[Stored records]

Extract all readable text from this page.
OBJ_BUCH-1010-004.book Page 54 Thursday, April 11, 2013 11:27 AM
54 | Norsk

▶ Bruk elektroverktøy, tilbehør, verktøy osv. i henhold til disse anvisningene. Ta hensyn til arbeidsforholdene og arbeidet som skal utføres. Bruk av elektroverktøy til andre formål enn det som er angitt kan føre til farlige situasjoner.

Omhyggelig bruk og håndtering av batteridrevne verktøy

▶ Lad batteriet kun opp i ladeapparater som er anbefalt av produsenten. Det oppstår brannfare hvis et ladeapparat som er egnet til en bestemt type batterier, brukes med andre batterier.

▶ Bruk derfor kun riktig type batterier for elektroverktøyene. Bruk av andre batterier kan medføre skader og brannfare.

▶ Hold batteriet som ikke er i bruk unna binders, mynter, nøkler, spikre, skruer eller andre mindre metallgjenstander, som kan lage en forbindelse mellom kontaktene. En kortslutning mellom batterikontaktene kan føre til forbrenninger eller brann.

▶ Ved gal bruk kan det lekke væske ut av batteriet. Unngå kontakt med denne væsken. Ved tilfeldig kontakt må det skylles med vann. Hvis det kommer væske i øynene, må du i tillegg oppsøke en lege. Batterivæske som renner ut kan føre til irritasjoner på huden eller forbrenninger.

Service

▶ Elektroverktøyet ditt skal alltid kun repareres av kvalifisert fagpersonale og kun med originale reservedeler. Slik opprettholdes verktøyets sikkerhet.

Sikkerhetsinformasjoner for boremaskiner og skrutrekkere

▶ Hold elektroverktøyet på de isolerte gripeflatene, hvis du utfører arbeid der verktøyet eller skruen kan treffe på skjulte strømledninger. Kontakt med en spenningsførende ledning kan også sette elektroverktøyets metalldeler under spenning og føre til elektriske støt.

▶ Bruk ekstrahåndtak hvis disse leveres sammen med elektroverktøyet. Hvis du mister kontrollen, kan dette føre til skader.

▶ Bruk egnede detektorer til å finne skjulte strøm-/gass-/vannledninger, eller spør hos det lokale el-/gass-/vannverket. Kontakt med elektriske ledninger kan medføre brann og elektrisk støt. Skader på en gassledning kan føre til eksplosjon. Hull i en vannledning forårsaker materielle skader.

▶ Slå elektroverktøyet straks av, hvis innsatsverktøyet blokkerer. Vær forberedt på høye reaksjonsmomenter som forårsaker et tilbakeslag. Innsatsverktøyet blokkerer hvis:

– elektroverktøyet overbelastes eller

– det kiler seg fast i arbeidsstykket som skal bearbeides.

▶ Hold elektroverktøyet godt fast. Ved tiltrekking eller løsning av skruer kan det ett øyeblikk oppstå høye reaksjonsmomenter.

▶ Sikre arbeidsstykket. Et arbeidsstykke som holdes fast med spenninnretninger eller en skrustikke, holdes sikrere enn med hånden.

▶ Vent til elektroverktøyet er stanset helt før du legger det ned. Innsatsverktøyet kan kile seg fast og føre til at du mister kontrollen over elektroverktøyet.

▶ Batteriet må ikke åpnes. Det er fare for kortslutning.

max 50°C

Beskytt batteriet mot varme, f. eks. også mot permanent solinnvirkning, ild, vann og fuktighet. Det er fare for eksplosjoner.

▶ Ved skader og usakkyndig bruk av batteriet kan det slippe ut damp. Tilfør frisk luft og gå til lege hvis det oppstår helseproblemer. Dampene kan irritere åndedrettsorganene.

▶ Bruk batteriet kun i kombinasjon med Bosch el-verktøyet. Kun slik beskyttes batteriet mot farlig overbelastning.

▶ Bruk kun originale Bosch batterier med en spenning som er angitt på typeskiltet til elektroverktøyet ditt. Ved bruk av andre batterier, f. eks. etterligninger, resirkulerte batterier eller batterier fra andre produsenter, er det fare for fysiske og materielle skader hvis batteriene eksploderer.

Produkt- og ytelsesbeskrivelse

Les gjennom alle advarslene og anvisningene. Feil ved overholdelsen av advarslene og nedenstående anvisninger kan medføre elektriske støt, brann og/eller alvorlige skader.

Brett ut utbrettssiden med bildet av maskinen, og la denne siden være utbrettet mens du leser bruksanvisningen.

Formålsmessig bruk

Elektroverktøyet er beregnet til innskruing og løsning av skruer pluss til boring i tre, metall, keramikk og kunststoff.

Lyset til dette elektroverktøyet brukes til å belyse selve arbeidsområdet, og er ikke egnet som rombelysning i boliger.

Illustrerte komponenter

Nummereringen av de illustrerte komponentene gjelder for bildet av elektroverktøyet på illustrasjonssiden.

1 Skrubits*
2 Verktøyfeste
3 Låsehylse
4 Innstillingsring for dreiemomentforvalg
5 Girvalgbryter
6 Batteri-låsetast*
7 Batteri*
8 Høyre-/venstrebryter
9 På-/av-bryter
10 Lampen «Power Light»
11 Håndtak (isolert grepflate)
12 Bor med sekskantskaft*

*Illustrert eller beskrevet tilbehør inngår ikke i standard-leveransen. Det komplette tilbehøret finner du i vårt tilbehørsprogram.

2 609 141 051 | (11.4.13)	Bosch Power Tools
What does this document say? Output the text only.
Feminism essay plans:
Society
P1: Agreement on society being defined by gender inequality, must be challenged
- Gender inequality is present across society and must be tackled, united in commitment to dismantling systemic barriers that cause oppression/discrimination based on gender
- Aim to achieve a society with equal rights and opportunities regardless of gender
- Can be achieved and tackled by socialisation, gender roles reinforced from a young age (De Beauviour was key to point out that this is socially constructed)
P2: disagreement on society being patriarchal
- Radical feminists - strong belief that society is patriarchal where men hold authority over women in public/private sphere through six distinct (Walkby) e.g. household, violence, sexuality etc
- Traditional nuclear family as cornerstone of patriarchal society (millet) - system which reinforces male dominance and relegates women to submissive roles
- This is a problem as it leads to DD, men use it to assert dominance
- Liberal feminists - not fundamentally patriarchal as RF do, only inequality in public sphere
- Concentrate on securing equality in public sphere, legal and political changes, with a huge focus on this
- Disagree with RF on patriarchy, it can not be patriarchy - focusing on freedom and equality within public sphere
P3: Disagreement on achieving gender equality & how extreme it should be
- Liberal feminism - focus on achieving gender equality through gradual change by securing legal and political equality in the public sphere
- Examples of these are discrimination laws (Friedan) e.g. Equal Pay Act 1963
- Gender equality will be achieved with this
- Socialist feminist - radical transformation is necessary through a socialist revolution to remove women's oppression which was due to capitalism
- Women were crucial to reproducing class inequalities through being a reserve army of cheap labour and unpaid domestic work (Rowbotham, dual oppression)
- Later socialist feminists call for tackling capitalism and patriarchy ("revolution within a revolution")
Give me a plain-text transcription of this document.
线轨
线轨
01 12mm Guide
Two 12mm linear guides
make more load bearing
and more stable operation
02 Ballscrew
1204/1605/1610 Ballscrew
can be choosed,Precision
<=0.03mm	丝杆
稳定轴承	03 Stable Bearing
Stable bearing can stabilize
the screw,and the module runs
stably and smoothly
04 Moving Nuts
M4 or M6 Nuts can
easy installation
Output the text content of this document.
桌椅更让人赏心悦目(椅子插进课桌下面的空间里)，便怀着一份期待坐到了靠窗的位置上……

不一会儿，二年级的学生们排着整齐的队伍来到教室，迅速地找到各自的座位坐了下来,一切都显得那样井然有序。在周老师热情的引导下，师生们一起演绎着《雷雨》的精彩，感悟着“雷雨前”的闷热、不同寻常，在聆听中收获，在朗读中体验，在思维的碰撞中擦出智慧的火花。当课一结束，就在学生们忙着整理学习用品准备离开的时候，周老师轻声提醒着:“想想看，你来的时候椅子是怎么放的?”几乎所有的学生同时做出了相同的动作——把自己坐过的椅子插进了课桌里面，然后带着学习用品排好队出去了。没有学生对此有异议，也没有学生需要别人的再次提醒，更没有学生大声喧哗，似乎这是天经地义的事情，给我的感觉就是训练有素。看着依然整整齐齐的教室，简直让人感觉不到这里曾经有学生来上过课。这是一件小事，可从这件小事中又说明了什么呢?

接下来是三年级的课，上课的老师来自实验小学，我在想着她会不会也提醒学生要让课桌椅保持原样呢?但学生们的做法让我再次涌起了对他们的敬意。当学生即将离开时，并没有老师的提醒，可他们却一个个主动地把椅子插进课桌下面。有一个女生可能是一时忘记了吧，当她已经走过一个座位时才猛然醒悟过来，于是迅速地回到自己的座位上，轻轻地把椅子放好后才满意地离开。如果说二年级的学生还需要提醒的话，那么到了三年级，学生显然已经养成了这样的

▸ **WHAT THE TASK ASKS**: Output the line containing "Give me a plain-text" and all lines after it to the end of the records, exactly as given.

▸ **EXERCISE ANSWER**:
Give me a plain-text transcription of this document.
线轨
线轨
01 12mm Guide
Two 12mm linear guides
make more load bearing
and more stable operation
02 Ballscrew
1204/1605/1610 Ballscrew
can be choosed,Precision
<=0.03mm	丝杆
稳定轴承	03 Stable Bearing
Stable bearing can stabilize
the screw,and the module runs
stably and smoothly
04 Moving Nuts
M4 or M6 Nuts can
easy installation
Output the text content of this document.
桌椅更让人赏心悦目(椅子插进课桌下面的空间里)，便怀着一份期待坐到了靠窗的位置上……

不一会儿，二年级的学生们排着整齐的队伍来到教室，迅速地找到各自的座位坐了下来,一切都显得那样井然有序。在周老师热情的引导下，师生们一起演绎着《雷雨》的精彩，感悟着“雷雨前”的闷热、不同寻常，在聆听中收获，在朗读中体验，在思维的碰撞中擦出智慧的火花。当课一结束，就在学生们忙着整理学习用品准备离开的时候，周老师轻声提醒着:“想想看，你来的时候椅子是怎么放的?”几乎所有的学生同时做出了相同的动作——把自己坐过的椅子插进了课桌里面，然后带着学习用品排好队出去了。没有学生对此有异议，也没有学生需要别人的再次提醒，更没有学生大声喧哗，似乎这是天经地义的事情，给我的感觉就是训练有素。看着依然整整齐齐的教室，简直让人感觉不到这里曾经有学生来上过课。这是一件小事，可从这件小事中又说明了什么呢?

接下来是三年级的课，上课的老师来自实验小学，我在想着她会不会也提醒学生要让课桌椅保持原样呢?但学生们的做法让我再次涌起了对他们的敬意。当学生即将离开时，并没有老师的提醒，可他们却一个个主动地把椅子插进课桌下面。有一个女生可能是一时忘记了吧，当她已经走过一个座位时才猛然醒悟过来，于是迅速地回到自己的座位上，轻轻地把椅子放好后才满意地离开。如果说二年级的学生还需要提醒的话，那么到了三年级，学生显然已经养成了这样的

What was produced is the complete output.